------ Texte fourni

PRINCETON – Bien que l’équité soit un sentiment universel parmi les êtres humains, nous ne sommes pas toujours d’accord sur ce qu’exige cette équité dans une situation donnée. Ceci se vérifie tout particulièrement dans le cadre du débat sur la nécessité de réduire les émissions de gaz à effet de serre (GES) afin de contourner la menace du changement climatique.
La Chine et les États-Unis sont les deux premiers pays émetteurs de GES, et la conclusion efficace de tout accord mondial sur la réduction des émissions semble compromise sans une participation de ces deux États. Or, en matière de négociations internationales sur le climat, le point de vue de l’un et de l’autre sur la marche à suivre semblent diamétralement opposés.
En tant qu’universitaires travaillant sur la question du changement climatique – le premier au sein d’une université majeure en Chine, et le second au sein d’une université majeure aux États-Unis – nous avons pensé qu’il pourrait être intéressant de chercher à savoir si nous pouvions nous mettre d’accord sur un principe d’équité en matière de régulation des émissions de GES.
Nous avons décidé de recourir au coefficient de Gini, célèbre mesure du degré d’inégalité en termes de revenus, afin de déterminer les inégalités cette fois-ci en termes d’émissions de carbone. Le coefficient de Gini minimum est égal à 0, indiquant alors que chacun perçoit exactement les mêmes revenus ; le coefficient le plus élevé possible s’élève à 1, indiquant alors qu’une seule personne possède l’ensemble des revenus, et que personne d’autre n’ne perçoit. Naturellement, chacune des sociétés existantes se situe quelque part entre ces deux extrêmes, sachant que nous constatons l’existence de pays relativement égalitaires, comme le Danemark, qui se situe autour de 0,25, et d’États moins égalitaires, comme les États-Unis et la Turquie, pour leur part plus proches de 0,4.

------------

Travail demandé -
Répondez aux questions suivantes à partir du texte fourni ci-dessus :
1. Quels sont les deux premiers pays émetteurs de GES ?
2. Quelle mesure les auteurs ont-ils choisie pour déterminer les inégalités en termes d'émissions de carbone ?
3. Autour de quelle valeur se situe le Danemark sur cette mesure ?

------ Données fournies

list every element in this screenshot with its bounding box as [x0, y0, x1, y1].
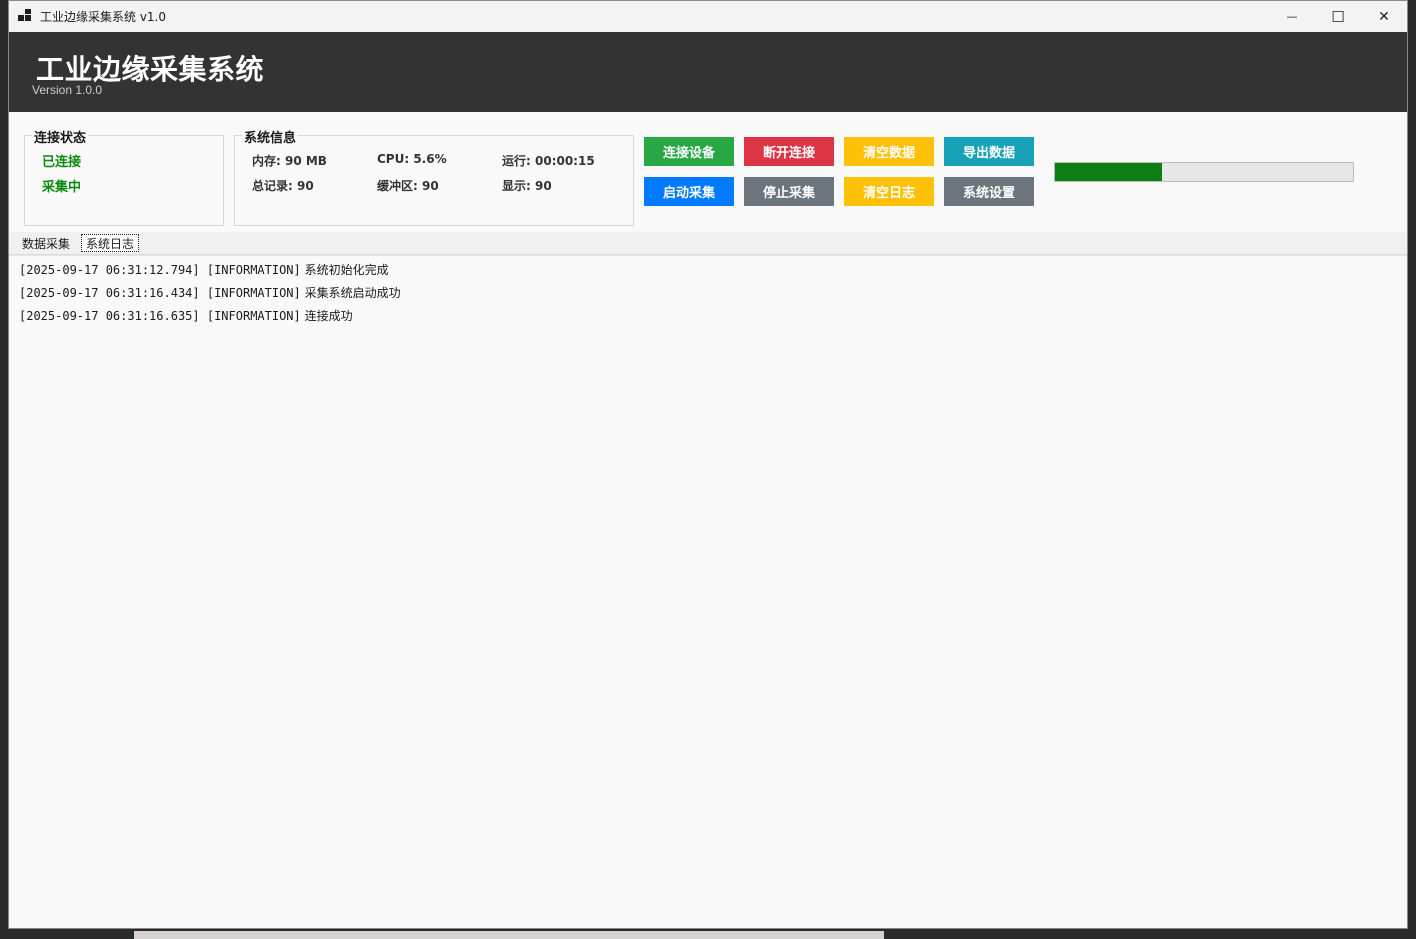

------------

Réponse complète -
1. La Chine et les États-Unis.
2. Le coefficient de Gini.
3. Autour de 0,25.